• _SUPPLIED MATERIAL_
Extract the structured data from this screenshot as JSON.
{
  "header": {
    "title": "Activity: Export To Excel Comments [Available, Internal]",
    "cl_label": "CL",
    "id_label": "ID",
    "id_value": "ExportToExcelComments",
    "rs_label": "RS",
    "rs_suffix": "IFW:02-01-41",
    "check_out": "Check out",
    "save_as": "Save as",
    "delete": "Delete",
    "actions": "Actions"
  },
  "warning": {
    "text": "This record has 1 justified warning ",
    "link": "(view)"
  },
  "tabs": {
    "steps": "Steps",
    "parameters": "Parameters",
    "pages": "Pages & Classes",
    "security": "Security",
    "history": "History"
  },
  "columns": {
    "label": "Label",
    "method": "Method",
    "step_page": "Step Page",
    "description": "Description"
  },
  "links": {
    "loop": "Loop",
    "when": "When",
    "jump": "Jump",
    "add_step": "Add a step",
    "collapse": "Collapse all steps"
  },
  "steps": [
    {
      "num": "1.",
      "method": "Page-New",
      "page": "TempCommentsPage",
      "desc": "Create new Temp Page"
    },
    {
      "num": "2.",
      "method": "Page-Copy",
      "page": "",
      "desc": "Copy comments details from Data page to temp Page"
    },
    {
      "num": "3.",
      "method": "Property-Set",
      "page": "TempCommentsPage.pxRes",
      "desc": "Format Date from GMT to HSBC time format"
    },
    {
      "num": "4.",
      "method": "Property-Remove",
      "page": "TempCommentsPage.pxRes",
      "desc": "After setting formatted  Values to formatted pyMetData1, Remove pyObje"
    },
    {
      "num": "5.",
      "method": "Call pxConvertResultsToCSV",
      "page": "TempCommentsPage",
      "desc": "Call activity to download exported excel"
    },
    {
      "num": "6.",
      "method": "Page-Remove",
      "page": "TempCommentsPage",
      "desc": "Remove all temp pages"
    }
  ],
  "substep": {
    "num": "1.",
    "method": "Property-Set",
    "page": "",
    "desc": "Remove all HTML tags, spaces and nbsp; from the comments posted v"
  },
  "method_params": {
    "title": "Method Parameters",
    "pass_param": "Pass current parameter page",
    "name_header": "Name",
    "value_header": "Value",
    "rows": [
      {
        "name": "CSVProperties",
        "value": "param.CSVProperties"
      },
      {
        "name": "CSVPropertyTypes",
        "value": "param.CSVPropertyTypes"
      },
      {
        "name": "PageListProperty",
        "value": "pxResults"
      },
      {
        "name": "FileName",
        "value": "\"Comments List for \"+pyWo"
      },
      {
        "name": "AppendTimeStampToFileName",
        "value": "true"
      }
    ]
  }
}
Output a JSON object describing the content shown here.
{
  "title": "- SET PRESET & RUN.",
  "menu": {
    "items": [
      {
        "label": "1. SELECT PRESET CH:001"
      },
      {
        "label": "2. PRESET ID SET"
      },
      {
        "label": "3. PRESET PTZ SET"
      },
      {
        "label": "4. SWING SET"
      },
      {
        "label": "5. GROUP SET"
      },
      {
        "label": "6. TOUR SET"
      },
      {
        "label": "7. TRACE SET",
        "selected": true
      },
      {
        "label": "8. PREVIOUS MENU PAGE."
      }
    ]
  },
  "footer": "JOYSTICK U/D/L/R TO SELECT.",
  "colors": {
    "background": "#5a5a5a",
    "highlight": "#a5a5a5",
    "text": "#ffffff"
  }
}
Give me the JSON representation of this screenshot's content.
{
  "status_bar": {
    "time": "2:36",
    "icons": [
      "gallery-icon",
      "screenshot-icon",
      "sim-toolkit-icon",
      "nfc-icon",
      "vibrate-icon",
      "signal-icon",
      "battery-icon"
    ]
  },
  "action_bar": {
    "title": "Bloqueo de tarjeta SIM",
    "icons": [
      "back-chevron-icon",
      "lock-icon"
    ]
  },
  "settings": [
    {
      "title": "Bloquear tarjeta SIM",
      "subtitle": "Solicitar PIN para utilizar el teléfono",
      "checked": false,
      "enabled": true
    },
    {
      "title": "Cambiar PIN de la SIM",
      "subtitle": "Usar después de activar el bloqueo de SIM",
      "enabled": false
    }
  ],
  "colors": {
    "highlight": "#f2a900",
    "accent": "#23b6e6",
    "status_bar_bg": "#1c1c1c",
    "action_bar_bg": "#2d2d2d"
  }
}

• _WORK TO DO_
Each line that holds the word "Copy" is to be copied.

• _FULL RESPONSE_
      "method": "Page-Copy",
      "desc": "Copy comments details from Data page to temp Page"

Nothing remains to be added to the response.